EXERCISE DETAILS:
Copy out each line exactly as it appears.

[Chart and figure data]
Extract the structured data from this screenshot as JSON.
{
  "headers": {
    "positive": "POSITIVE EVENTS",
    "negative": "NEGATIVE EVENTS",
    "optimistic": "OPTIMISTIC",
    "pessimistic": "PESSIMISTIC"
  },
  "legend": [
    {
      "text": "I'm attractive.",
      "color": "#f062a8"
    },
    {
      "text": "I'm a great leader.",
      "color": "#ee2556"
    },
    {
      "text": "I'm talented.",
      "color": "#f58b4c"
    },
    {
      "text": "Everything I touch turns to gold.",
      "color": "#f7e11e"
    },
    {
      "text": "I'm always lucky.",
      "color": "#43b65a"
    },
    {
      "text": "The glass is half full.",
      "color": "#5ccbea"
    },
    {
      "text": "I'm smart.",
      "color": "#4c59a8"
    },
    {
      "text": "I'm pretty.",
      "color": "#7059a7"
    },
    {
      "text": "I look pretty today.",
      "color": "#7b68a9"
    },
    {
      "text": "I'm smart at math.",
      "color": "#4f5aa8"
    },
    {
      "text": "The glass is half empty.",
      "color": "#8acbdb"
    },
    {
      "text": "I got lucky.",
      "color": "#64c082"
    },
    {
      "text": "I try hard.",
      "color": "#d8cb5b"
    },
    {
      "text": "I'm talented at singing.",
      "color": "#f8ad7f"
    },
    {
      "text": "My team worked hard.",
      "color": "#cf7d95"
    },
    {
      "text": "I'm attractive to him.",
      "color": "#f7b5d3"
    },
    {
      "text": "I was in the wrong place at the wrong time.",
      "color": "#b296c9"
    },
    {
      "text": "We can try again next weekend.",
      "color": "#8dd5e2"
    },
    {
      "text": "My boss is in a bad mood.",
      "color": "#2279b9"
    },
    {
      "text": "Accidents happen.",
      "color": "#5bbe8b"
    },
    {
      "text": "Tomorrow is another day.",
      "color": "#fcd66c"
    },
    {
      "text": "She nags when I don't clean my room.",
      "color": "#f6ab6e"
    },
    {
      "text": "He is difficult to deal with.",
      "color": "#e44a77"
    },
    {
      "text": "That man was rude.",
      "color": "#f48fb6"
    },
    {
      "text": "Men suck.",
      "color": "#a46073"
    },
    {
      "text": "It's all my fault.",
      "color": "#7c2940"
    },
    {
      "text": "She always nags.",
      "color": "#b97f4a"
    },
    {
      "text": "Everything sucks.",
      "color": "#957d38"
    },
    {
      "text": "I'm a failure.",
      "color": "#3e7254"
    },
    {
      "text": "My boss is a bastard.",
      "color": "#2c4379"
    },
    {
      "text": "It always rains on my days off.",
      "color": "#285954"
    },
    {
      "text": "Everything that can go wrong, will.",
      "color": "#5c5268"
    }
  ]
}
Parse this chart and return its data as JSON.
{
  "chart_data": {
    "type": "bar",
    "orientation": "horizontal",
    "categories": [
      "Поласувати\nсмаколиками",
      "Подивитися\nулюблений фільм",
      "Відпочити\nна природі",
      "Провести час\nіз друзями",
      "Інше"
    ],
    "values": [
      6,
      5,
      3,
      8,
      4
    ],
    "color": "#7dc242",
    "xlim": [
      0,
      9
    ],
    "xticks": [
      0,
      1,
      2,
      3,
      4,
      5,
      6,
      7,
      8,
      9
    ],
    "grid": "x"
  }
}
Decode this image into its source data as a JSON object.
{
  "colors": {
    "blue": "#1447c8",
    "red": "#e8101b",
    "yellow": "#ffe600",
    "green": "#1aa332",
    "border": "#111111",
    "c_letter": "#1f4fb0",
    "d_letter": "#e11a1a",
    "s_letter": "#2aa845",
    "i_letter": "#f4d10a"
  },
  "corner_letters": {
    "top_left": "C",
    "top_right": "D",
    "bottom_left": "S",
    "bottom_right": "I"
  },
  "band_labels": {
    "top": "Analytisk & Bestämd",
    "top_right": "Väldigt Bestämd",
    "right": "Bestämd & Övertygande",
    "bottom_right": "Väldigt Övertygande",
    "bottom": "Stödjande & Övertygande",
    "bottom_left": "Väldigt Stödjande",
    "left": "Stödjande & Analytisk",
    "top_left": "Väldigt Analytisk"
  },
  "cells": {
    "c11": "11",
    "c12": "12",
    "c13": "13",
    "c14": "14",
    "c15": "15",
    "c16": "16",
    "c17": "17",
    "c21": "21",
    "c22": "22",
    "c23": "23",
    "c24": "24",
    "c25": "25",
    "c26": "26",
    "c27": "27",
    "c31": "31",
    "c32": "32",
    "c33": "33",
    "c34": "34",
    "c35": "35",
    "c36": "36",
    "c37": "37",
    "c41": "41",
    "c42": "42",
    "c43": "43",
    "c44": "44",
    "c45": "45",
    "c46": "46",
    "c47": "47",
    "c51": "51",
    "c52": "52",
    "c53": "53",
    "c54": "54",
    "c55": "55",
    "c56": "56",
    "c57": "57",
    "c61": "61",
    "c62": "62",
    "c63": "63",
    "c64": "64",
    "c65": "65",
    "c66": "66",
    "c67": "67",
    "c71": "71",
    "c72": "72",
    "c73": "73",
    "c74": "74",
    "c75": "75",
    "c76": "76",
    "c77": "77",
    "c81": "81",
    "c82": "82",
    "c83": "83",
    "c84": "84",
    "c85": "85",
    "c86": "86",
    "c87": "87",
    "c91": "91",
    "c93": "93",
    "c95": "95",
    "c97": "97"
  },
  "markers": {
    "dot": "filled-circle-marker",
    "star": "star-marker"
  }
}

FINISHED TASK:
Extract the structured data from this screenshot as JSON.
{
  "headers": {
    "positive": "POSITIVE EVENTS",
    "negative": "NEGATIVE EVENTS",
    "optimistic": "OPTIMISTIC",
    "pessimistic": "PESSIMISTIC"
  },
  "legend": [
    {
      "text": "I'm attractive.",
      "color": "#f062a8"
    },
    {
      "text": "I'm a great leader.",
      "color": "#ee2556"
    },
    {
      "text": "I'm talented.",
      "color": "#f58b4c"
    },
    {
      "text": "Everything I touch turns to gold.",
      "color": "#f7e11e"
    },
    {
      "text": "I'm always lucky.",
      "color": "#43b65a"
    },
    {
      "text": "The glass is half full.",
      "color": "#5ccbea"
    },
    {
      "text": "I'm smart.",
      "color": "#4c59a8"
    },
    {
      "text": "I'm pretty.",
      "color": "#7059a7"
    },
    {
      "text": "I look pretty today.",
      "color": "#7b68a9"
    },
    {
      "text": "I'm smart at math.",
      "color": "#4f5aa8"
    },
    {
      "text": "The glass is half empty.",
      "color": "#8acbdb"
    },
    {
      "text": "I got lucky.",
      "color": "#64c082"
    },
    {
      "text": "I try hard.",
      "color": "#d8cb5b"
    },
    {
      "text": "I'm talented at singing.",
      "color": "#f8ad7f"
    },
    {
      "text": "My team worked hard.",
      "color": "#cf7d95"
    },
    {
      "text": "I'm attractive to him.",
      "color": "#f7b5d3"
    },
    {
      "text": "I was in the wrong place at the wrong time.",
      "color": "#b296c9"
    },
    {
      "text": "We can try again next weekend.",
      "color": "#8dd5e2"
    },
    {
      "text": "My boss is in a bad mood.",
      "color": "#2279b9"
    },
    {
      "text": "Accidents happen.",
      "color": "#5bbe8b"
    },
    {
      "text": "Tomorrow is another day.",
      "color": "#fcd66c"
    },
    {
      "text": "She nags when I don't clean my room.",
      "color": "#f6ab6e"
    },
    {
      "text": "He is difficult to deal with.",
      "color": "#e44a77"
    },
    {
      "text": "That man was rude.",
      "color": "#f48fb6"
    },
    {
      "text": "Men suck.",
      "color": "#a46073"
    },
    {
      "text": "It's all my fault.",
      "color": "#7c2940"
    },
    {
      "text": "She always nags.",
      "color": "#b97f4a"
    },
    {
      "text": "Everything sucks.",
      "color": "#957d38"
    },
    {
      "text": "I'm a failure.",
      "color": "#3e7254"
    },
    {
      "text": "My boss is a bastard.",
      "color": "#2c4379"
    },
    {
      "text": "It always rains on my days off.",
      "color": "#285954"
    },
    {
      "text": "Everything that can go wrong, will.",
      "color": "#5c5268"
    }
  ]
}
Parse this chart and return its data as JSON.
{
  "chart_data": {
    "type": "bar",
    "orientation": "horizontal",
    "categories": [
      "Поласувати\nсмаколиками",
      "Подивитися\nулюблений фільм",
      "Відпочити\nна природі",
      "Провести час\nіз друзями",
      "Інше"
    ],
    "values": [
      6,
      5,
      3,
      8,
      4
    ],
    "color": "#7dc242",
    "xlim": [
      0,
      9
    ],
    "xticks": [
      0,
      1,
      2,
      3,
      4,
      5,
      6,
      7,
      8,
      9
    ],
    "grid": "x"
  }
}
Decode this image into its source data as a JSON object.
{
  "colors": {
    "blue": "#1447c8",
    "red": "#e8101b",
    "yellow": "#ffe600",
    "green": "#1aa332",
    "border": "#111111",
    "c_letter": "#1f4fb0",
    "d_letter": "#e11a1a",
    "s_letter": "#2aa845",
    "i_letter": "#f4d10a"
  },
  "corner_letters": {
    "top_left": "C",
    "top_right": "D",
    "bottom_left": "S",
    "bottom_right": "I"
  },
  "band_labels": {
    "top": "Analytisk & Bestämd",
    "top_right": "Väldigt Bestämd",
    "right": "Bestämd & Övertygande",
    "bottom_right": "Väldigt Övertygande",
    "bottom": "Stödjande & Övertygande",
    "bottom_left": "Väldigt Stödjande",
    "left": "Stödjande & Analytisk",
    "top_left": "Väldigt Analytisk"
  },
  "cells": {
    "c11": "11",
    "c12": "12",
    "c13": "13",
    "c14": "14",
    "c15": "15",
    "c16": "16",
    "c17": "17",
    "c21": "21",
    "c22": "22",
    "c23": "23",
    "c24": "24",
    "c25": "25",
    "c26": "26",
    "c27": "27",
    "c31": "31",
    "c32": "32",
    "c33": "33",
    "c34": "34",
    "c35": "35",
    "c36": "36",
    "c37": "37",
    "c41": "41",
    "c42": "42",
    "c43": "43",
    "c44": "44",
    "c45": "45",
    "c46": "46",
    "c47": "47",
    "c51": "51",
    "c52": "52",
    "c53": "53",
    "c54": "54",
    "c55": "55",
    "c56": "56",
    "c57": "57",
    "c61": "61",
    "c62": "62",
    "c63": "63",
    "c64": "64",
    "c65": "65",
    "c66": "66",
    "c67": "67",
    "c71": "71",
    "c72": "72",
    "c73": "73",
    "c74": "74",
    "c75": "75",
    "c76": "76",
    "c77": "77",
    "c81": "81",
    "c82": "82",
    "c83": "83",
    "c84": "84",
    "c85": "85",
    "c86": "86",
    "c87": "87",
    "c91": "91",
    "c93": "93",
    "c95": "95",
    "c97": "97"
  },
  "markers": {
    "dot": "filled-circle-marker",
    "star": "star-marker"
  }
}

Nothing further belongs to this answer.